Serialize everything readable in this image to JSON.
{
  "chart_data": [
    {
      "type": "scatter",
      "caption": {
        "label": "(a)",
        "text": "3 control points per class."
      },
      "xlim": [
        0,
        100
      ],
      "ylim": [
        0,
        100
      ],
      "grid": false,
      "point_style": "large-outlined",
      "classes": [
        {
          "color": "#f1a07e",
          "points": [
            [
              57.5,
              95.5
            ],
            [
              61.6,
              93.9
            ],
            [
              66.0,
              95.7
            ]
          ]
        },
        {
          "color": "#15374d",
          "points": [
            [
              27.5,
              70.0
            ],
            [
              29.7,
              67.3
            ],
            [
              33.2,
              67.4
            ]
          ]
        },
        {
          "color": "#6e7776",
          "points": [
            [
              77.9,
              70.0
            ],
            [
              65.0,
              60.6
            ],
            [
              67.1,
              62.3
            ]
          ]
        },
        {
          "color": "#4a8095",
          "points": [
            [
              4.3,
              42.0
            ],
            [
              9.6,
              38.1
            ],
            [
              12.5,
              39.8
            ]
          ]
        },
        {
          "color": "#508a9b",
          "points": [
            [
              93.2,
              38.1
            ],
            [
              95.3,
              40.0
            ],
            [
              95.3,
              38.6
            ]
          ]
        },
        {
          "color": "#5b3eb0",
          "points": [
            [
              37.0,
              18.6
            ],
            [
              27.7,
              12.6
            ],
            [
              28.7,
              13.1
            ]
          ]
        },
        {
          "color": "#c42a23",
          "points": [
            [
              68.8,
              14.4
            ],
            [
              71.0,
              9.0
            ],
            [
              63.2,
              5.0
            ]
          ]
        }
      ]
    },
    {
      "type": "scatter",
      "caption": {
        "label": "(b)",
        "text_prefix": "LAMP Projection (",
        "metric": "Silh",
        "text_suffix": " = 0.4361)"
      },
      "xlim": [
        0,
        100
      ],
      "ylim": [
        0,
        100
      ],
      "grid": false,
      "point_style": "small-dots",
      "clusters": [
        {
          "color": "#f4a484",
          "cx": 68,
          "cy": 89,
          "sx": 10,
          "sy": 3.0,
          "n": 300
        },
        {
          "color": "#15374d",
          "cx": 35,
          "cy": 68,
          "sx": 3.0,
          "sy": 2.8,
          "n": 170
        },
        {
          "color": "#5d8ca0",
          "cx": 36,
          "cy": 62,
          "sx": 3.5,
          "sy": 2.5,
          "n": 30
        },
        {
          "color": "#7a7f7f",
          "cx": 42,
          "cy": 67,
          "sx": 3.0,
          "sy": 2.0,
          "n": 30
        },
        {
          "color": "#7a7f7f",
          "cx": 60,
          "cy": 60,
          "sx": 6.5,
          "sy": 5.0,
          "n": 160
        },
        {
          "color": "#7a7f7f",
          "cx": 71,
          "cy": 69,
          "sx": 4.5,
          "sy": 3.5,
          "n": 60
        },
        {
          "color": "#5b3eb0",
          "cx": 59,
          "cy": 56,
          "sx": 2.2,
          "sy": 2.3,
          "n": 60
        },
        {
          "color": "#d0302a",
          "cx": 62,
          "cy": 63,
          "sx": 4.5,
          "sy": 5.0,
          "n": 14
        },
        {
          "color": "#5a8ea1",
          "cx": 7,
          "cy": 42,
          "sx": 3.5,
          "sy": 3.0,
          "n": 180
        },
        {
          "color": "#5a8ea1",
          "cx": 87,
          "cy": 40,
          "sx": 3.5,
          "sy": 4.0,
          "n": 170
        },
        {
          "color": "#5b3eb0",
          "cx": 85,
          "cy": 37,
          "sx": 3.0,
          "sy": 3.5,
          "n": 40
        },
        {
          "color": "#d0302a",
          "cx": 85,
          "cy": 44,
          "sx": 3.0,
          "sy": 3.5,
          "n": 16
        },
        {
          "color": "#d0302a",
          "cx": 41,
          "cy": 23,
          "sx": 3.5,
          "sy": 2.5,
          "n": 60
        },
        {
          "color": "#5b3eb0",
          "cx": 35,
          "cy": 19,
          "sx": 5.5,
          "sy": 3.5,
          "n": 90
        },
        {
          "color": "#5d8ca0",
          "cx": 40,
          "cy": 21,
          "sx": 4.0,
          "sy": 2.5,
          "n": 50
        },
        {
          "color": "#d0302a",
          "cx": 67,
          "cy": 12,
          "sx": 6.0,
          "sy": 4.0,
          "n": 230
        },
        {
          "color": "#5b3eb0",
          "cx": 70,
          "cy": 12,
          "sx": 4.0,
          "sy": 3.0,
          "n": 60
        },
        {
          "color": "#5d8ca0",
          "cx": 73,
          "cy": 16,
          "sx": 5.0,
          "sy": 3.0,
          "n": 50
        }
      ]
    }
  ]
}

....

Once more, set down the full listing, verbatim.

Result for this exercise.
Serialize everything readable in this image to JSON.
{
  "chart_data": [
    {
      "type": "scatter",
      "caption": {
        "label": "(a)",
        "text": "3 control points per class."
      },
      "xlim": [
        0,
        100
      ],
      "ylim": [
        0,
        100
      ],
      "grid": false,
      "point_style": "large-outlined",
      "classes": [
        {
          "color": "#f1a07e",
          "points": [
            [
              57.5,
              95.5
            ],
            [
              61.6,
              93.9
            ],
            [
              66.0,
              95.7
            ]
          ]
        },
        {
          "color": "#15374d",
          "points": [
            [
              27.5,
              70.0
            ],
            [
              29.7,
              67.3
            ],
            [
              33.2,
              67.4
            ]
          ]
        },
        {
          "color": "#6e7776",
          "points": [
            [
              77.9,
              70.0
            ],
            [
              65.0,
              60.6
            ],
            [
              67.1,
              62.3
            ]
          ]
        },
        {
          "color": "#4a8095",
          "points": [
            [
              4.3,
              42.0
            ],
            [
              9.6,
              38.1
            ],
            [
              12.5,
              39.8
            ]
          ]
        },
        {
          "color": "#508a9b",
          "points": [
            [
              93.2,
              38.1
            ],
            [
              95.3,
              40.0
            ],
            [
              95.3,
              38.6
            ]
          ]
        },
        {
          "color": "#5b3eb0",
          "points": [
            [
              37.0,
              18.6
            ],
            [
              27.7,
              12.6
            ],
            [
              28.7,
              13.1
            ]
          ]
        },
        {
          "color": "#c42a23",
          "points": [
            [
              68.8,
              14.4
            ],
            [
              71.0,
              9.0
            ],
            [
              63.2,
              5.0
            ]
          ]
        }
      ]
    },
    {
      "type": "scatter",
      "caption": {
        "label": "(b)",
        "text_prefix": "LAMP Projection (",
        "metric": "Silh",
        "text_suffix": " = 0.4361)"
      },
      "xlim": [
        0,
        100
      ],
      "ylim": [
        0,
        100
      ],
      "grid": false,
      "point_style": "small-dots",
      "clusters": [
        {
          "color": "#f4a484",
          "cx": 68,
          "cy": 89,
          "sx": 10,
          "sy": 3.0,
          "n": 300
        },
        {
          "color": "#15374d",
          "cx": 35,
          "cy": 68,
          "sx": 3.0,
          "sy": 2.8,
          "n": 170
        },
        {
          "color": "#5d8ca0",
          "cx": 36,
          "cy": 62,
          "sx": 3.5,
          "sy": 2.5,
          "n": 30
        },
        {
          "color": "#7a7f7f",
          "cx": 42,
          "cy": 67,
          "sx": 3.0,
          "sy": 2.0,
          "n": 30
        },
        {
          "color": "#7a7f7f",
          "cx": 60,
          "cy": 60,
          "sx": 6.5,
          "sy": 5.0,
          "n": 160
        },
        {
          "color": "#7a7f7f",
          "cx": 71,
          "cy": 69,
          "sx": 4.5,
          "sy": 3.5,
          "n": 60
        },
        {
          "color": "#5b3eb0",
          "cx": 59,
          "cy": 56,
          "sx": 2.2,
          "sy": 2.3,
          "n": 60
        },
        {
          "color": "#d0302a",
          "cx": 62,
          "cy": 63,
          "sx": 4.5,
          "sy": 5.0,
          "n": 14
        },
        {
          "color": "#5a8ea1",
          "cx": 7,
          "cy": 42,
          "sx": 3.5,
          "sy": 3.0,
          "n": 180
        },
        {
          "color": "#5a8ea1",
          "cx": 87,
          "cy": 40,
          "sx": 3.5,
          "sy": 4.0,
          "n": 170
        },
        {
          "color": "#5b3eb0",
          "cx": 85,
          "cy": 37,
          "sx": 3.0,
          "sy": 3.5,
          "n": 40
        },
        {
          "color": "#d0302a",
          "cx": 85,
          "cy": 44,
          "sx": 3.0,
          "sy": 3.5,
          "n": 16
        },
        {
          "color": "#d0302a",
          "cx": 41,
          "cy": 23,
          "sx": 3.5,
          "sy": 2.5,
          "n": 60
        },
        {
          "color": "#5b3eb0",
          "cx": 35,
          "cy": 19,
          "sx": 5.5,
          "sy": 3.5,
          "n": 90
        },
        {
          "color": "#5d8ca0",
          "cx": 40,
          "cy": 21,
          "sx": 4.0,
          "sy": 2.5,
          "n": 50
        },
        {
          "color": "#d0302a",
          "cx": 67,
          "cy": 12,
          "sx": 6.0,
          "sy": 4.0,
          "n": 230
        },
        {
          "color": "#5b3eb0",
          "cx": 70,
          "cy": 12,
          "sx": 4.0,
          "sy": 3.0,
          "n": 60
        },
        {
          "color": "#5d8ca0",
          "cx": 73,
          "cy": 16,
          "sx": 5.0,
          "sy": 3.0,
          "n": 50
        }
      ]
    }
  ]
}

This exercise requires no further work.